**Goal**
Filter the data below for the string "新设备应用" and copy each matching line.

**Records provided**
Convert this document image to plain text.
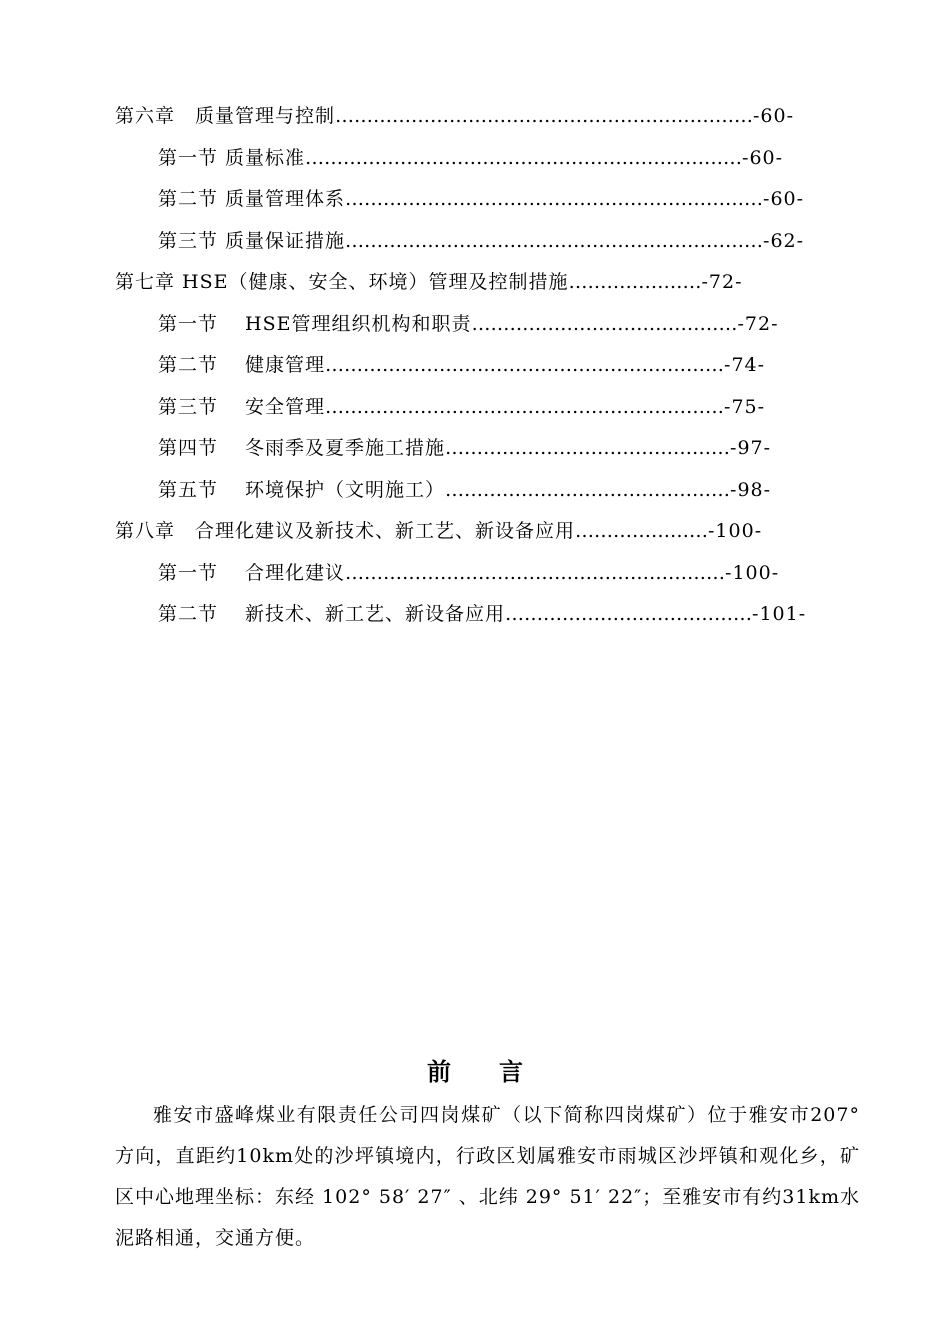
第六章　质量管理与控制…………………………………………………………-60-
第一节 质量标准……………………………………………………………-60-
第二节 质量管理体系…………………………………………………………-60-
第三节 质量保证措施…………………………………………………………-62-
第七章 HSE（健康、安全、环境）管理及控制措施…………………-72-
第一节　 HSE管理组织机构和职责……………………………………-72-
第二节　 健康管理………………………………………………………-74-
第三节　 安全管理………………………………………………………-75-
第四节　 冬雨季及夏季施工措施………………………………………-97-
第五节　 环境保护（文明施工）………………………………………-98-
第八章　合理化建议及新技术、新工艺、新设备应用…………………-100-
第一节　 合理化建议……………………………………………………-100-
第二节　 新技术、新工艺、新设备应用…………………………………-101-
前言

雅安市盛峰煤业有限责任公司四岗煤矿（以下简称四岗煤矿）位于雅安市207° 方向，直距约10km处的沙坪镇境内，行政区划属雅安市雨城区沙坪镇和观化乡，矿区中心地理坐标：东经 102° 58′ 27″ 、北纬 29° 51′ 22″；至雅安市有约31km水泥路相通，交通方便。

**Exercise solution**
第八章　合理化建议及新技术、新工艺、新设备应用…………………-100-
第二节　 新技术、新工艺、新设备应用…………………………………-101-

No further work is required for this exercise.